··· Raw records

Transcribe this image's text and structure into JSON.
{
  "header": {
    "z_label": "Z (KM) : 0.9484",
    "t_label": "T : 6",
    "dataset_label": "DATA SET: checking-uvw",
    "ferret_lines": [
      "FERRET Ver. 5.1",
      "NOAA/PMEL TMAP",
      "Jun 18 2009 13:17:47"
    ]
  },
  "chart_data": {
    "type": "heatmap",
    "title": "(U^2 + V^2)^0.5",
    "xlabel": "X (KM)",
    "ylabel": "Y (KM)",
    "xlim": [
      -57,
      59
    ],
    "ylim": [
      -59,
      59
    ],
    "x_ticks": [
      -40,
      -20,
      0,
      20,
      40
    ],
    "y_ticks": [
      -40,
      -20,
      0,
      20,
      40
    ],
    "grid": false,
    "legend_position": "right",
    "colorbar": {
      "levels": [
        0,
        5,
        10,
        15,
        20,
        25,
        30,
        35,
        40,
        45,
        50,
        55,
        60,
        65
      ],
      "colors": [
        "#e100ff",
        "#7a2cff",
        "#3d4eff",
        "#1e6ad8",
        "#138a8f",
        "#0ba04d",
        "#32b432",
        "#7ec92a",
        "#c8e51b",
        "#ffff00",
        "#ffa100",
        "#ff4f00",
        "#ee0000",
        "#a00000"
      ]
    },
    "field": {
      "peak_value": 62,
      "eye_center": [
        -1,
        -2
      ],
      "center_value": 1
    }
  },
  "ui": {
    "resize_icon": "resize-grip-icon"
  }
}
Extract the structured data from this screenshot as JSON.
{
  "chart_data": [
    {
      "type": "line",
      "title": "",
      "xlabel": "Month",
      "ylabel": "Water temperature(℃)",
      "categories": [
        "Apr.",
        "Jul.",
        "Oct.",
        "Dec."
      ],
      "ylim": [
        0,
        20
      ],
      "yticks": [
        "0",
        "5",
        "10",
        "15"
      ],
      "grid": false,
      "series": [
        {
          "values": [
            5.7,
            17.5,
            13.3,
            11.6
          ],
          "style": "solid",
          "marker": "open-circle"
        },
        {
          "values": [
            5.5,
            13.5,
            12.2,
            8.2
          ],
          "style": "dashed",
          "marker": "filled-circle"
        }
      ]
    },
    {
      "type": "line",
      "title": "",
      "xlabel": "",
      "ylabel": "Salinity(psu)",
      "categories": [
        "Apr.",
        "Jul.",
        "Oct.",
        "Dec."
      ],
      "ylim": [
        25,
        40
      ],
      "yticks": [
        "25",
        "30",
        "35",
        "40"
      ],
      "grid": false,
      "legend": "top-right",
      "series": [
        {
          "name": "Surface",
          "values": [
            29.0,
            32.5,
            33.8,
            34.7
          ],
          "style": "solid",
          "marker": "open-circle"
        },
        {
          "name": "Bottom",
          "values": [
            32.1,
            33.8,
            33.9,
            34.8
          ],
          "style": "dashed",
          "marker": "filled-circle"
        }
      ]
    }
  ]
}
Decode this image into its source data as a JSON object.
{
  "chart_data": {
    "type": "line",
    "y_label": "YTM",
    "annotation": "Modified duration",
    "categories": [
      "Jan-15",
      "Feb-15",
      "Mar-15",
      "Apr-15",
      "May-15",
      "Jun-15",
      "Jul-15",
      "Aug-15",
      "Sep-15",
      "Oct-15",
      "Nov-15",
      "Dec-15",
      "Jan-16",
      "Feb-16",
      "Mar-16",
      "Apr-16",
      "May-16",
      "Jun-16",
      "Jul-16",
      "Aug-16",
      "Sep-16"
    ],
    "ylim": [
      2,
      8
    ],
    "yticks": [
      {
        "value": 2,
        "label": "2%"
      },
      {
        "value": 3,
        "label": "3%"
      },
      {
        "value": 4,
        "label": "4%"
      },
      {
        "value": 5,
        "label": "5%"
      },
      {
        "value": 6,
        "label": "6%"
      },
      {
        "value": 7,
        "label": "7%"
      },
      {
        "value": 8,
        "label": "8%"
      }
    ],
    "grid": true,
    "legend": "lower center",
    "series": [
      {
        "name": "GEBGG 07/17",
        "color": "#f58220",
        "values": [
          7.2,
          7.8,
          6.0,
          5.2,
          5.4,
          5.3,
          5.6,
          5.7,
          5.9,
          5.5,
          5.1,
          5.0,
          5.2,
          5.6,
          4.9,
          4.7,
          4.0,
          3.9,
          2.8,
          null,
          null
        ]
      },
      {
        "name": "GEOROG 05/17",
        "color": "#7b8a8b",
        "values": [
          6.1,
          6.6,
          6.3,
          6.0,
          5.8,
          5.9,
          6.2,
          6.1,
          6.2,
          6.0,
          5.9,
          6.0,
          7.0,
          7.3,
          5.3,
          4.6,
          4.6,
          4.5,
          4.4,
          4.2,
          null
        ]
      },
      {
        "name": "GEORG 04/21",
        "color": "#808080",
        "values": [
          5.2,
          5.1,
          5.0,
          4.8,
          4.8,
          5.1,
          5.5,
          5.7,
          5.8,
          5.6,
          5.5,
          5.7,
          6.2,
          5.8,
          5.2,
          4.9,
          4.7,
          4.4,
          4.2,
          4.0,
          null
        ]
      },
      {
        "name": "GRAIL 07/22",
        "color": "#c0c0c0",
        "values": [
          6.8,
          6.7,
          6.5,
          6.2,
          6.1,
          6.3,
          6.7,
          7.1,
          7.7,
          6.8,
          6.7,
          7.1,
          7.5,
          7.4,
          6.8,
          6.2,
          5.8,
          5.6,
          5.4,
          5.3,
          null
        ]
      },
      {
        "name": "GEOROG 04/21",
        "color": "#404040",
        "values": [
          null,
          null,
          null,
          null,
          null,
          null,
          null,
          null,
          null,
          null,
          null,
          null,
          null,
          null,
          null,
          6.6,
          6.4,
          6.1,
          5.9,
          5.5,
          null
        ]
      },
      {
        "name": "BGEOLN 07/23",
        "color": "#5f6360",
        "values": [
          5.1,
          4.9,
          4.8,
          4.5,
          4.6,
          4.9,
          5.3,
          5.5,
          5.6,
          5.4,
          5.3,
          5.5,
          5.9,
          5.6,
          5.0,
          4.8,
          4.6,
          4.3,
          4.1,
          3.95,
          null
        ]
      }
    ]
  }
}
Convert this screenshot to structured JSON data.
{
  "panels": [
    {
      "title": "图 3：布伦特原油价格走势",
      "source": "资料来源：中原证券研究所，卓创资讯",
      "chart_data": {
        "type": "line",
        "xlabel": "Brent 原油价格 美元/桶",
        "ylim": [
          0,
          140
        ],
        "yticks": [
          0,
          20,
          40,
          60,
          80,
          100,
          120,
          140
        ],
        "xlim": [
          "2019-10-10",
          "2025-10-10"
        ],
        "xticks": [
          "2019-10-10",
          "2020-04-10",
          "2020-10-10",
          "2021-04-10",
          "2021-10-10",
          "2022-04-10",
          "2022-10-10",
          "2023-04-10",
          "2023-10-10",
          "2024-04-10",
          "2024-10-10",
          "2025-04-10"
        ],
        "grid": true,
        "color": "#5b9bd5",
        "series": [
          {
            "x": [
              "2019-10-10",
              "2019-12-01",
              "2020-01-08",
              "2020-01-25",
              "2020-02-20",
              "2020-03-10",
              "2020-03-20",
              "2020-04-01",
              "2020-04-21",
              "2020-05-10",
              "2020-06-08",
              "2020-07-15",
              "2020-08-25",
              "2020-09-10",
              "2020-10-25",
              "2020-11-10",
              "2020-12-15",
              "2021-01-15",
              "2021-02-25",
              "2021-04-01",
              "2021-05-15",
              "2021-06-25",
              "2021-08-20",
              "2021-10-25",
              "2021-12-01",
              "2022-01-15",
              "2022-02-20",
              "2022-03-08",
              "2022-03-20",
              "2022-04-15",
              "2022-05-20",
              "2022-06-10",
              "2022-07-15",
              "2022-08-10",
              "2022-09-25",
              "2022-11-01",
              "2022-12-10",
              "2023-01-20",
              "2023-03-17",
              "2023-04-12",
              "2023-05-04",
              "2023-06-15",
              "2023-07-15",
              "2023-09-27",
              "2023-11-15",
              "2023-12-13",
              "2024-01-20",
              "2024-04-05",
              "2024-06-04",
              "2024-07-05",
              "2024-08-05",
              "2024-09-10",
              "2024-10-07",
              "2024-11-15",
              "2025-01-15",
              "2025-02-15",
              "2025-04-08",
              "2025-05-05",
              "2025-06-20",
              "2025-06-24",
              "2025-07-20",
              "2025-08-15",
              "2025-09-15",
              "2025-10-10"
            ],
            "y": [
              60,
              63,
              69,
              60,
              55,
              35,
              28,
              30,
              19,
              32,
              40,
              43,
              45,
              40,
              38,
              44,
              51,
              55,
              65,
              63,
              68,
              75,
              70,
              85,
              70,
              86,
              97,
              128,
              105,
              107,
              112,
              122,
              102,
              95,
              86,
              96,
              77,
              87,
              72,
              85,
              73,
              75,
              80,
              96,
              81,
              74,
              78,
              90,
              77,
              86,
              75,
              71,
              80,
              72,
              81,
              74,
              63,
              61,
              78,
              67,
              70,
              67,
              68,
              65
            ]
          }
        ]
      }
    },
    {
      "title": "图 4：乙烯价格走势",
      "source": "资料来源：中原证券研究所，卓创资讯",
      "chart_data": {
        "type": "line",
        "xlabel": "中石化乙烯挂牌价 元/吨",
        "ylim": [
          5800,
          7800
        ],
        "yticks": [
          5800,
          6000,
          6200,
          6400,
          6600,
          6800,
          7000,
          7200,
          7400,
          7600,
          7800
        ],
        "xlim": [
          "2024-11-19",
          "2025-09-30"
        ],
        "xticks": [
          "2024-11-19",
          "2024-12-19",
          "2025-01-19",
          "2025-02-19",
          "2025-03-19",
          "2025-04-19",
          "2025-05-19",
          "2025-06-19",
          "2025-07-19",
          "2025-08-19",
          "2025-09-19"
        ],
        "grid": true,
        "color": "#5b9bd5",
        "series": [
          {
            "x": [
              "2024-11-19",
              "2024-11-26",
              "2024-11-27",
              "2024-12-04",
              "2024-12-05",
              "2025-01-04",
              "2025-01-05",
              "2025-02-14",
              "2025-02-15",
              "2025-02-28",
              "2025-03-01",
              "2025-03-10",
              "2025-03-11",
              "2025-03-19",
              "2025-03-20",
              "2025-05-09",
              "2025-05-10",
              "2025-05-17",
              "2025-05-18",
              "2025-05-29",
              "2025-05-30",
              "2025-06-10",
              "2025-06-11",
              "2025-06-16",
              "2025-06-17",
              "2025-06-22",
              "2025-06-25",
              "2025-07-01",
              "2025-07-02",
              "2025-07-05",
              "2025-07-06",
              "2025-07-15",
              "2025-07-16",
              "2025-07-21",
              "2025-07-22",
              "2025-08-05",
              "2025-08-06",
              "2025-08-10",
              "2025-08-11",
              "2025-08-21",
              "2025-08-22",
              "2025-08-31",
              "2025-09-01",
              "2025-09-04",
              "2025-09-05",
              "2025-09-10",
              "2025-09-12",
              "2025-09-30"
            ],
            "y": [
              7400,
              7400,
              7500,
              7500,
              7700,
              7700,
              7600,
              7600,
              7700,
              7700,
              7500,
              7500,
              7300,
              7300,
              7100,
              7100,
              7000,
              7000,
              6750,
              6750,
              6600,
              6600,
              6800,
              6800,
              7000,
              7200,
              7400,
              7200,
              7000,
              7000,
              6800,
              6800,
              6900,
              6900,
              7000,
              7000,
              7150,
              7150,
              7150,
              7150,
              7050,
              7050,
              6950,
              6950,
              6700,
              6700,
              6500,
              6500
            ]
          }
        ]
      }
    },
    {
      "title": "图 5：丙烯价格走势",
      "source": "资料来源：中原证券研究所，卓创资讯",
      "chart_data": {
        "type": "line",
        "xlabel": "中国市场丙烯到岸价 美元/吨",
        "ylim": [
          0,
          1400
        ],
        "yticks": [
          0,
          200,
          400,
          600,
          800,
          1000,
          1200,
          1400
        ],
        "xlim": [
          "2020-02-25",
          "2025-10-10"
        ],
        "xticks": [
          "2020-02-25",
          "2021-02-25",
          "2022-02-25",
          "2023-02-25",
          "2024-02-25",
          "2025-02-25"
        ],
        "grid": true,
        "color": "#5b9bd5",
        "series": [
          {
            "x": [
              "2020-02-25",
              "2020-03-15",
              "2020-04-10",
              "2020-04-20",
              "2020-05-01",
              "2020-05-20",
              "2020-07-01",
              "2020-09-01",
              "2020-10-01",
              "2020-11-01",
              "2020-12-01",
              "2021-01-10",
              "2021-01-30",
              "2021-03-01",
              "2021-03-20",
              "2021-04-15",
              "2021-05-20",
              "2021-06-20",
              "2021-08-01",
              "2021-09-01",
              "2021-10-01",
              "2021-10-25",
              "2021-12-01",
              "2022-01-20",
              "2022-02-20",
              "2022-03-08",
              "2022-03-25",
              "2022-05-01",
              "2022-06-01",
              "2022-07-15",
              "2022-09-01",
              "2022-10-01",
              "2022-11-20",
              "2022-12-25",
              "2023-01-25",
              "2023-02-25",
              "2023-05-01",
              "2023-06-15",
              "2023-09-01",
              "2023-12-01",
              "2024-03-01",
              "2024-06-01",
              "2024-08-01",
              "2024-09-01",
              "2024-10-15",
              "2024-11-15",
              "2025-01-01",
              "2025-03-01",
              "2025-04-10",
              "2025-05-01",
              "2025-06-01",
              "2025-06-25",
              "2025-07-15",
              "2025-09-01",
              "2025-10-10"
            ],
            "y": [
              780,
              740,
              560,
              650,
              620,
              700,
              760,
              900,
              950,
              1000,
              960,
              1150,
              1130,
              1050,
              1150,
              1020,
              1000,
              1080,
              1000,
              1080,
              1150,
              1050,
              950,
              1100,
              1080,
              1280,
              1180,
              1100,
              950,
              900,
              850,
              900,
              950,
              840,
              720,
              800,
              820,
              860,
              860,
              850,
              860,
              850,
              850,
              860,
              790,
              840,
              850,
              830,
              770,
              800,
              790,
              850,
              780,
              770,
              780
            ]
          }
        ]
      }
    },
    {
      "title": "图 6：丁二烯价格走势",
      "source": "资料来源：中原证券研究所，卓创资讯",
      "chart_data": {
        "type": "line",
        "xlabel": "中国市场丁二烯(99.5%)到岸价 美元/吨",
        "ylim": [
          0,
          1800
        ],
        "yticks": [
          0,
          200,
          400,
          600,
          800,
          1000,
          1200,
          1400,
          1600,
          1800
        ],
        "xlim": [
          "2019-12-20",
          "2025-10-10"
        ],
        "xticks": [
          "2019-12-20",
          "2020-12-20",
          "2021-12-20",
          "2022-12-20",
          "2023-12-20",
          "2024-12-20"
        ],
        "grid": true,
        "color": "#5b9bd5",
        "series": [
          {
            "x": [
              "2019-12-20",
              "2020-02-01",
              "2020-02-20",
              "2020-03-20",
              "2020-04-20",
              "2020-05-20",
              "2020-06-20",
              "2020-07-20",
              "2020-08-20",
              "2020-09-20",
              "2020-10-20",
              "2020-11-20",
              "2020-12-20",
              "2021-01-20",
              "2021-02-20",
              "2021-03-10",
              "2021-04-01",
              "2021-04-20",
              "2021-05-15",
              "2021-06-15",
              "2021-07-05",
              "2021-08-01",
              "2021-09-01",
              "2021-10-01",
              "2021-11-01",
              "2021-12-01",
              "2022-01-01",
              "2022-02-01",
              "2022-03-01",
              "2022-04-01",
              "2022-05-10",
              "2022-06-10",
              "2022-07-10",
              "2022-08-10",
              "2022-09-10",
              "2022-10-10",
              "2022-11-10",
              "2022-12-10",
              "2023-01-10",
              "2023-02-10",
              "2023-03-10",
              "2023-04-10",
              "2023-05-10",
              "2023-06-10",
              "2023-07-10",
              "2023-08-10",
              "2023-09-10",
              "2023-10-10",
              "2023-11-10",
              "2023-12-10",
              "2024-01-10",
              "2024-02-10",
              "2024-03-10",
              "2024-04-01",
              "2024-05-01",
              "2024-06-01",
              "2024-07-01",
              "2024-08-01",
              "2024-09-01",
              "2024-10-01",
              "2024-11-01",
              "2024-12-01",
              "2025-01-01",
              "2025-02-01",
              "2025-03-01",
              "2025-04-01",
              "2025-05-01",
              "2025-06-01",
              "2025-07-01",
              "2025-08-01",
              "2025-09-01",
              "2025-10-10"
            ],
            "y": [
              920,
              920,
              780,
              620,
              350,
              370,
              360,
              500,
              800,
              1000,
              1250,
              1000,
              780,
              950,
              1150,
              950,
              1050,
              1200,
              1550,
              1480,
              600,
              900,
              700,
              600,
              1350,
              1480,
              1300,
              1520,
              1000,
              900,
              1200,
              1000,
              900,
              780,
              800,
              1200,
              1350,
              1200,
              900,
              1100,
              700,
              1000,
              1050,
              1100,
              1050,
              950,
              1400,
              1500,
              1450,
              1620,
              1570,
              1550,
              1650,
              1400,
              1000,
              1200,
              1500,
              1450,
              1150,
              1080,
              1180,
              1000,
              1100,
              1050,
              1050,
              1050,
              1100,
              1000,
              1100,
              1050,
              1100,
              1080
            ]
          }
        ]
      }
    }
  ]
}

······

Problem description
Pick out every line with the string "this" and copy it.

Worked solution
Transcribe this image's text and structure into JSON.
Extract the structured data from this screenshot as JSON.
Decode this image into its source data as a JSON object.
Convert this screenshot to structured JSON data.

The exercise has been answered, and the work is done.